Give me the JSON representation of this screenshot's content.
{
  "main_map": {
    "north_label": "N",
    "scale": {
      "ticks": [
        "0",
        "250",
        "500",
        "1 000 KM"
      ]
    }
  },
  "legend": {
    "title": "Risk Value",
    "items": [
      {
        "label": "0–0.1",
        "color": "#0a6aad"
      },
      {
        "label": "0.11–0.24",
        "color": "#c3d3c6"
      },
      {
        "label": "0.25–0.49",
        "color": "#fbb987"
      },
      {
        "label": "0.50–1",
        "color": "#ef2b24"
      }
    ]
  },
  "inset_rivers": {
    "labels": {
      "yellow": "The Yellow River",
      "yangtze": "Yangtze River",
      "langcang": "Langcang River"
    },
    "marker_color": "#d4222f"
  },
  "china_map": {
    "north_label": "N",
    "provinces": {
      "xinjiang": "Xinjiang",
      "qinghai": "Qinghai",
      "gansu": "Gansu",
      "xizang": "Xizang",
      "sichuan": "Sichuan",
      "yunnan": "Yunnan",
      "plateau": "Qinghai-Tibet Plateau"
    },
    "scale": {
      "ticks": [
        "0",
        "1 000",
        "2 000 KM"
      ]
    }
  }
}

┄┄┄┄┄┄

__WHAT TO DO__. Copy out the material word for word and line for line.

__FINISHED TASK__.
Give me the JSON representation of this screenshot's content.
{
  "main_map": {
    "north_label": "N",
    "scale": {
      "ticks": [
        "0",
        "250",
        "500",
        "1 000 KM"
      ]
    }
  },
  "legend": {
    "title": "Risk Value",
    "items": [
      {
        "label": "0–0.1",
        "color": "#0a6aad"
      },
      {
        "label": "0.11–0.24",
        "color": "#c3d3c6"
      },
      {
        "label": "0.25–0.49",
        "color": "#fbb987"
      },
      {
        "label": "0.50–1",
        "color": "#ef2b24"
      }
    ]
  },
  "inset_rivers": {
    "labels": {
      "yellow": "The Yellow River",
      "yangtze": "Yangtze River",
      "langcang": "Langcang River"
    },
    "marker_color": "#d4222f"
  },
  "china_map": {
    "north_label": "N",
    "provinces": {
      "xinjiang": "Xinjiang",
      "qinghai": "Qinghai",
      "gansu": "Gansu",
      "xizang": "Xizang",
      "sichuan": "Sichuan",
      "yunnan": "Yunnan",
      "plateau": "Qinghai-Tibet Plateau"
    },
    "scale": {
      "ticks": [
        "0",
        "1 000",
        "2 000 KM"
      ]
    }
  }
}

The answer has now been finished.